-- Start of MATERIAL FOR THE TASK --
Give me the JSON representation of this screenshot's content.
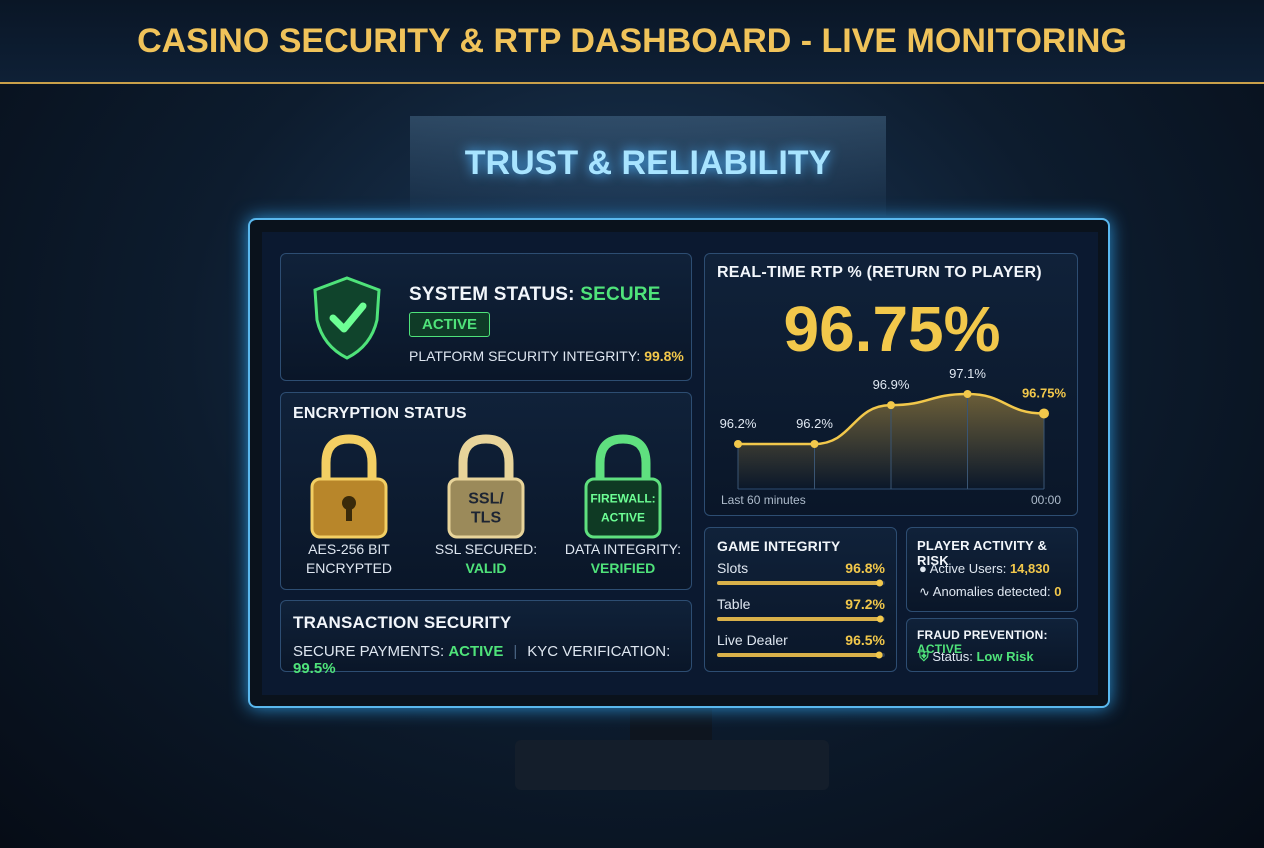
{
  "header": {
    "title": "CASINO SECURITY & RTP DASHBOARD - LIVE MONITORING",
    "banner": "TRUST & RELIABILITY"
  },
  "system_status": {
    "label": "SYSTEM STATUS:",
    "status": "SECURE",
    "badge": "ACTIVE",
    "integrity_label": "PLATFORM SECURITY INTEGRITY:",
    "integrity_value": "99.8%"
  },
  "encryption": {
    "title": "ENCRYPTION STATUS",
    "items": [
      {
        "lock_lines": [],
        "label_lines": [
          "AES-256 BIT",
          "ENCRYPTED"
        ]
      },
      {
        "lock_lines": [
          "SSL/",
          "TLS"
        ],
        "label_lines": [
          "SSL SECURED:",
          "VALID"
        ]
      },
      {
        "lock_lines": [
          "FIREWALL:",
          "ACTIVE"
        ],
        "label_lines": [
          "DATA INTEGRITY:",
          "VERIFIED"
        ]
      }
    ]
  },
  "transaction": {
    "title": "TRANSACTION SECURITY",
    "payments_label": "SECURE PAYMENTS:",
    "payments_value": "ACTIVE",
    "kyc_label": "KYC VERIFICATION:",
    "kyc_value": "99.5%"
  },
  "rtp": {
    "title": "REAL-TIME RTP % (RETURN TO PLAYER)",
    "value": "96.75%",
    "chart": {
      "type": "line",
      "values": [
        96.2,
        96.2,
        96.9,
        97.1,
        96.75
      ],
      "value_labels": [
        "96.2%",
        "96.2%",
        "96.9%",
        "97.1%",
        "96.75%"
      ],
      "x_start": "Last 60 minutes",
      "x_end": "00:00"
    }
  },
  "game_integrity": {
    "title": "GAME INTEGRITY",
    "chart": {
      "type": "bar",
      "categories": [
        "Slots",
        "Table",
        "Live Dealer"
      ],
      "values": [
        96.8,
        97.2,
        96.5
      ],
      "value_labels": [
        "96.8%",
        "97.2%",
        "96.5%"
      ],
      "xlim": [
        0,
        100
      ]
    }
  },
  "player_activity": {
    "title": "PLAYER ACTIVITY & RISK",
    "active_users_label": "Active Users:",
    "active_users_value": "14,830",
    "anomalies_label": "Anomalies detected:",
    "anomalies_value": "0"
  },
  "fraud": {
    "title": "FRAUD PREVENTION:",
    "title_status": "ACTIVE",
    "status_label": "Status:",
    "status_value": "Low Risk"
  }
}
-- End of MATERIAL FOR THE TASK --
**INSTRUCTION**
From the data above, gather every line that includes the word "SECURITY".

**RESULT OF THE EXERCISE**
    "title": "CASINO SECURITY & RTP DASHBOARD - LIVE MONITORING",
    "integrity_label": "PLATFORM SECURITY INTEGRITY:",
    "title": "TRANSACTION SECURITY",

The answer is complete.